- Stored records

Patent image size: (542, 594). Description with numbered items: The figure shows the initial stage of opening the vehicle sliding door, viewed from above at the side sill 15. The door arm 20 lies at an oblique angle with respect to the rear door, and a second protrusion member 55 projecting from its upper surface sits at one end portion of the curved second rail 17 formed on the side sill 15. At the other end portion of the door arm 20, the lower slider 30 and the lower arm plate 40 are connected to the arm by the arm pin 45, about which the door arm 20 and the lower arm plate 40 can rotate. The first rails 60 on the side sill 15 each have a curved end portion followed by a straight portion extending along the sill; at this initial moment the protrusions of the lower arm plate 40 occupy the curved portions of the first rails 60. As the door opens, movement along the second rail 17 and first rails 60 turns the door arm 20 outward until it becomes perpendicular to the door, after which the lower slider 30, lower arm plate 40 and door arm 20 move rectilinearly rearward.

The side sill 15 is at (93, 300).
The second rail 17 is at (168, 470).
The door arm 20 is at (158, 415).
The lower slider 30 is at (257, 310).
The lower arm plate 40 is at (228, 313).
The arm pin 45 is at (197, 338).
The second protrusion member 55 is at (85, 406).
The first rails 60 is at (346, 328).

- Aim
Reproduce the rows above with every instance of "sliding door" changed to "sliding panel", leaving everything else as it is.

- Result of this task
Patent image size: (542, 594). Description with numbered items: The figure shows the initial stage of opening the vehicle sliding panel, viewed from above at the side sill 15. The door arm 20 lies at an oblique angle with respect to the rear door, and a second protrusion member 55 projecting from its upper surface sits at one end portion of the curved second rail 17 formed on the side sill 15. At the other end portion of the door arm 20, the lower slider 30 and the lower arm plate 40 are connected to the arm by the arm pin 45, about which the door arm 20 and the lower arm plate 40 can rotate. The first rails 60 on the side sill 15 each have a curved end portion followed by a straight portion extending along the sill; at this initial moment the protrusions of the lower arm plate 40 occupy the curved portions of the first rails 60. As the door opens, movement along the second rail 17 and first rails 60 turns the door arm 20 outward until it becomes perpendicular to the door, after which the lower slider 30, lower arm plate 40 and door arm 20 move rectilinearly rearward.

The side sill 15 is at (93, 300).
The second rail 17 is at (168, 470).
The door arm 20 is at (158, 415).
The lower slider 30 is at (257, 310).
The lower arm plate 40 is at (228, 313).
The arm pin 45 is at (197, 338).
The second protrusion member 55 is at (85, 406).
The first rails 60 is at (346, 328).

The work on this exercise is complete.